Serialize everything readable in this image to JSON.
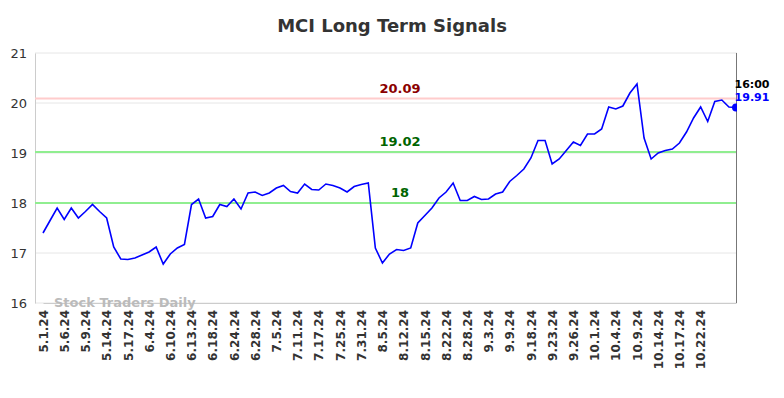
{
  "chart_data": {
    "type": "line",
    "title": "MCI Long Term Signals",
    "watermark": "Stock Traders Daily",
    "last_time": "16:00",
    "color": "#0000ff",
    "categories": [
      "5.1.24",
      null,
      null,
      "5.6.24",
      null,
      null,
      "5.9.24",
      null,
      null,
      "5.14.24",
      null,
      null,
      "5.17.24",
      null,
      null,
      "6.4.24",
      null,
      null,
      "6.10.24",
      null,
      null,
      "6.13.24",
      null,
      null,
      "6.18.24",
      null,
      null,
      "6.24.24",
      null,
      null,
      "6.28.24",
      null,
      null,
      "7.5.24",
      null,
      null,
      "7.11.24",
      null,
      null,
      "7.17.24",
      null,
      null,
      "7.25.24",
      null,
      null,
      "7.31.24",
      null,
      null,
      "8.5.24",
      null,
      null,
      "8.12.24",
      null,
      null,
      "8.15.24",
      null,
      null,
      "8.22.24",
      null,
      null,
      "8.28.24",
      null,
      null,
      "9.3.24",
      null,
      null,
      "9.9.24",
      null,
      null,
      "9.18.24",
      null,
      null,
      "9.23.24",
      null,
      null,
      "9.26.24",
      null,
      null,
      "10.1.24",
      null,
      null,
      "10.4.24",
      null,
      null,
      "10.9.24",
      null,
      null,
      "10.14.24",
      null,
      null,
      "10.17.24",
      null,
      null,
      "10.22.24",
      null,
      null,
      null,
      null,
      null
    ],
    "values": [
      17.4,
      17.65,
      17.9,
      17.67,
      17.9,
      17.7,
      17.83,
      17.97,
      17.83,
      17.7,
      17.12,
      16.88,
      16.87,
      16.9,
      16.96,
      17.02,
      17.12,
      16.78,
      16.98,
      17.1,
      17.17,
      17.97,
      18.08,
      17.7,
      17.73,
      17.97,
      17.93,
      18.08,
      17.88,
      18.2,
      18.22,
      18.15,
      18.2,
      18.3,
      18.35,
      18.23,
      18.2,
      18.38,
      18.27,
      18.26,
      18.38,
      18.35,
      18.3,
      18.22,
      18.33,
      18.37,
      18.4,
      17.1,
      16.8,
      16.98,
      17.07,
      17.05,
      17.1,
      17.6,
      17.75,
      17.9,
      18.1,
      18.22,
      18.4,
      18.05,
      18.05,
      18.13,
      18.07,
      18.08,
      18.18,
      18.22,
      18.43,
      18.55,
      18.68,
      18.9,
      19.25,
      19.25,
      18.78,
      18.88,
      19.05,
      19.22,
      19.15,
      19.38,
      19.38,
      19.48,
      19.92,
      19.88,
      19.94,
      20.2,
      20.38,
      19.3,
      18.88,
      19.0,
      19.05,
      19.08,
      19.2,
      19.42,
      19.7,
      19.92,
      19.63,
      20.03,
      20.06,
      19.92,
      19.91
    ],
    "levels": [
      {
        "value": 20.09,
        "color": "#ffcccc"
      },
      {
        "value": 19.02,
        "color": "#90ee90"
      },
      {
        "value": 18,
        "color": "#90ee90"
      }
    ],
    "ylim": [
      16,
      21
    ],
    "yticks": [
      16,
      17,
      18,
      19,
      20,
      21
    ],
    "grid": true
  }
}
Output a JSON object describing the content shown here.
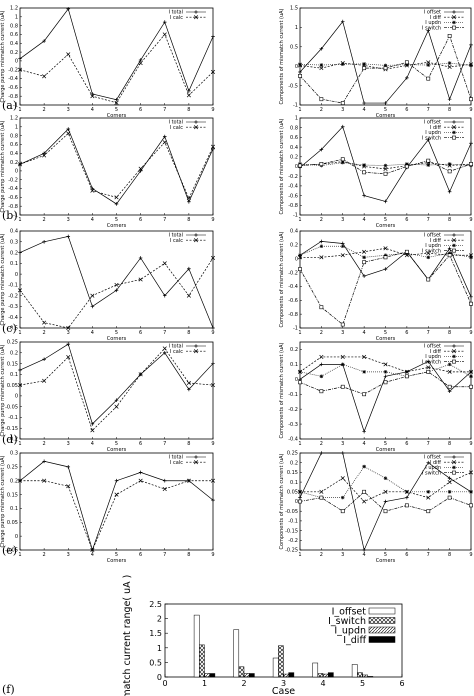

PROBLEM TO WORK ON: All of the data needs repeating exactly, but the pictures do not.

TASK ANSWER:
Serialize everything readable in this image to JSON.
{
  "chart_data": {
    "type": "line",
    "title": "MCI Long Term Signals",
    "watermark": "Stock Traders Daily",
    "last_time": "16:00",
    "color": "#0000ff",
    "categories": [
      "5.1.24",
      null,
      null,
      "5.6.24",
      null,
      null,
      "5.9.24",
      null,
      null,
      "5.14.24",
      null,
      null,
      "5.17.24",
      null,
      null,
      "6.4.24",
      null,
      null,
      "6.10.24",
      null,
      null,
      "6.13.24",
      null,
      null,
      "6.18.24",
      null,
      null,
      "6.24.24",
      null,
      null,
      "6.28.24",
      null,
      null,
      "7.5.24",
      null,
      null,
      "7.11.24",
      null,
      null,
      "7.17.24",
      null,
      null,
      "7.25.24",
      null,
      null,
      "7.31.24",
      null,
      null,
      "8.5.24",
      null,
      null,
      "8.12.24",
      null,
      null,
      "8.15.24",
      null,
      null,
      "8.22.24",
      null,
      null,
      "8.28.24",
      null,
      null,
      "9.3.24",
      null,
      null,
      "9.9.24",
      null,
      null,
      "9.18.24",
      null,
      null,
      "9.23.24",
      null,
      null,
      "9.26.24",
      null,
      null,
      "10.1.24",
      null,
      null,
      "10.4.24",
      null,
      null,
      "10.9.24",
      null,
      null,
      "10.14.24",
      null,
      null,
      "10.17.24",
      null,
      null,
      "10.22.24",
      null,
      null,
      null,
      null,
      null
    ],
    "values": [
      17.4,
      17.65,
      17.9,
      17.67,
      17.9,
      17.7,
      17.83,
      17.97,
      17.83,
      17.7,
      17.12,
      16.88,
      16.87,
      16.9,
      16.96,
      17.02,
      17.12,
      16.78,
      16.98,
      17.1,
      17.17,
      17.97,
      18.08,
      17.7,
      17.73,
      17.97,
      17.93,
      18.08,
      17.88,
      18.2,
      18.22,
      18.15,
      18.2,
      18.3,
      18.35,
      18.23,
      18.2,
      18.38,
      18.27,
      18.26,
      18.38,
      18.35,
      18.3,
      18.22,
      18.33,
      18.37,
      18.4,
      17.1,
      16.8,
      16.98,
      17.07,
      17.05,
      17.1,
      17.6,
      17.75,
      17.9,
      18.1,
      18.22,
      18.4,
      18.05,
      18.05,
      18.13,
      18.07,
      18.08,
      18.18,
      18.22,
      18.43,
      18.55,
      18.68,
      18.9,
      19.25,
      19.25,
      18.78,
      18.88,
      19.05,
      19.22,
      19.15,
      19.38,
      19.38,
      19.48,
      19.92,
      19.88,
      19.94,
      20.2,
      20.38,
      19.3,
      18.88,
      19.0,
      19.05,
      19.08,
      19.2,
      19.42,
      19.7,
      19.92,
      19.63,
      20.03,
      20.06,
      19.92,
      19.91
    ],
    "levels": [
      {
        "value": 20.09,
        "color": "#ffcccc"
      },
      {
        "value": 19.02,
        "color": "#90ee90"
      },
      {
        "value": 18,
        "color": "#90ee90"
      }
    ],
    "ylim": [
      16,
      21
    ],
    "yticks": [
      16,
      17,
      18,
      19,
      20,
      21
    ],
    "grid": true
  }
}
Output a JSON object describing the content shown here.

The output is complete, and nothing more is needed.